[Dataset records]
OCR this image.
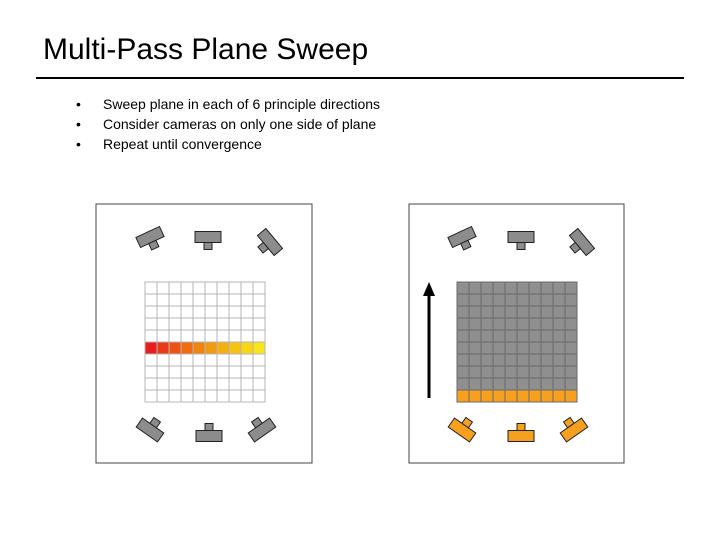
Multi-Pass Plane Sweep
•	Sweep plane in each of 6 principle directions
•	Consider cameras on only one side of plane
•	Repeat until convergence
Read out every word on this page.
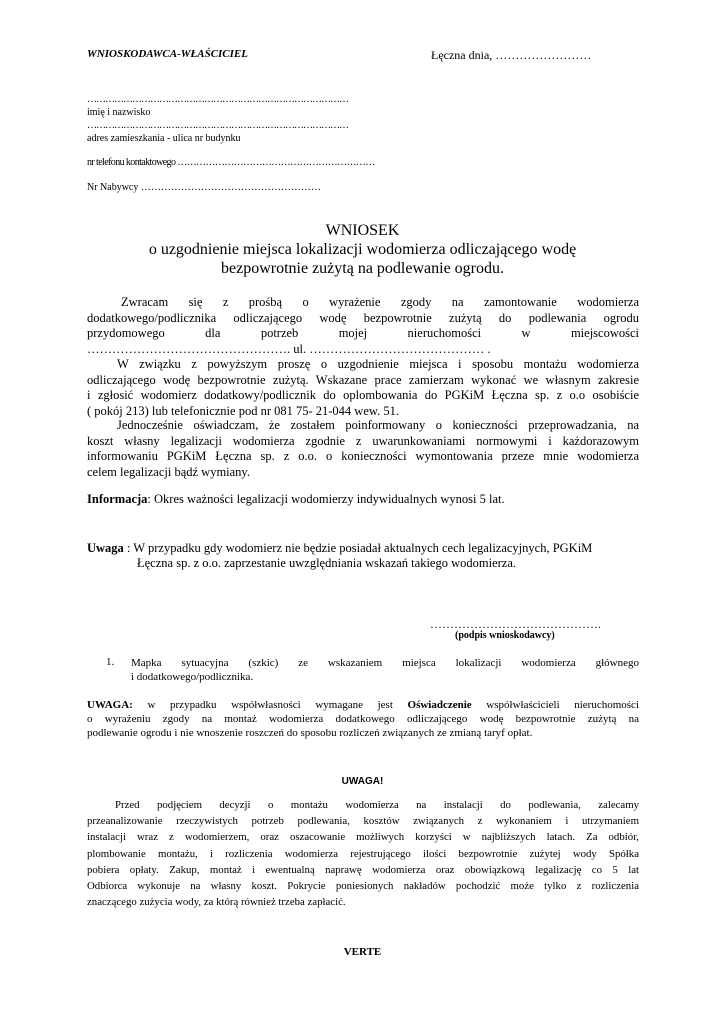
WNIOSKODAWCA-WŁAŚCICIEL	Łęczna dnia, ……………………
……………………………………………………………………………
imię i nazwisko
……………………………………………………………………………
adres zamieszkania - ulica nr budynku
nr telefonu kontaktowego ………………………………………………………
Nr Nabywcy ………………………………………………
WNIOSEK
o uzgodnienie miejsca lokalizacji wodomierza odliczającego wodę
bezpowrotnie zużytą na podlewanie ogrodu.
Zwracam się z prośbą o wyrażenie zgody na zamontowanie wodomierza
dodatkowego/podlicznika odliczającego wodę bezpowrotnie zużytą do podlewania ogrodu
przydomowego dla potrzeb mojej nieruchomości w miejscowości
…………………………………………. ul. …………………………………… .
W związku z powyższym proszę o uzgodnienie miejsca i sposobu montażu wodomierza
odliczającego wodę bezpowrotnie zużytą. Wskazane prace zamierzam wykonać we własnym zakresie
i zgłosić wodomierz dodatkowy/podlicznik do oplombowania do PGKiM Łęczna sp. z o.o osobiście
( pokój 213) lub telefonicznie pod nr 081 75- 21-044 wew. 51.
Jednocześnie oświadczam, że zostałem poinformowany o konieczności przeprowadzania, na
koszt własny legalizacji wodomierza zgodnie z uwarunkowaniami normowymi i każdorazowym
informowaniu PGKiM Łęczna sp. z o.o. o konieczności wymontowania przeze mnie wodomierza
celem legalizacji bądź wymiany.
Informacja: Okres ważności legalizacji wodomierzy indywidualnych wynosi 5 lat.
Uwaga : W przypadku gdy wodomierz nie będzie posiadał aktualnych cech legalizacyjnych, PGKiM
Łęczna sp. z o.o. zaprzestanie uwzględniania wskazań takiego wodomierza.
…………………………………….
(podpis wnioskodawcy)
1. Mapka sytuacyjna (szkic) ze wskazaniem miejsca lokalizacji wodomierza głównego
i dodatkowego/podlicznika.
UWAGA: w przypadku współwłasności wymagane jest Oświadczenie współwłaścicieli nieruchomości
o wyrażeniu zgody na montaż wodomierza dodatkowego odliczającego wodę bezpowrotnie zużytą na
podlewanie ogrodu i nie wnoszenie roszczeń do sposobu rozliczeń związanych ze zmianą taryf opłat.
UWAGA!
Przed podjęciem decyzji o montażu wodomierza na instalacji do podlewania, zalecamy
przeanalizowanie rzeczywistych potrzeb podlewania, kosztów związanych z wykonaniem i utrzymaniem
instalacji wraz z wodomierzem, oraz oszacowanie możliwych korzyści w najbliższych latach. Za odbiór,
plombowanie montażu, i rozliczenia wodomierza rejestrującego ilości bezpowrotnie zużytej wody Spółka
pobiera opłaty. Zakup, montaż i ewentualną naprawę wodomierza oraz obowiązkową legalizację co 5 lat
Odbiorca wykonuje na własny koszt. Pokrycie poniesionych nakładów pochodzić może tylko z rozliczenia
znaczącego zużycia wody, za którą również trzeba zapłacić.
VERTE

▶ [Objective] Look through the material and copy each line that has "legalizacji".

▶ [Exercise response]
koszt własny legalizacji wodomierza zgodnie z uwarunkowaniami normowymi i każdorazowym
celem legalizacji bądź wymiany.
Informacja: Okres ważności legalizacji wodomierzy indywidualnych wynosi 5 lat.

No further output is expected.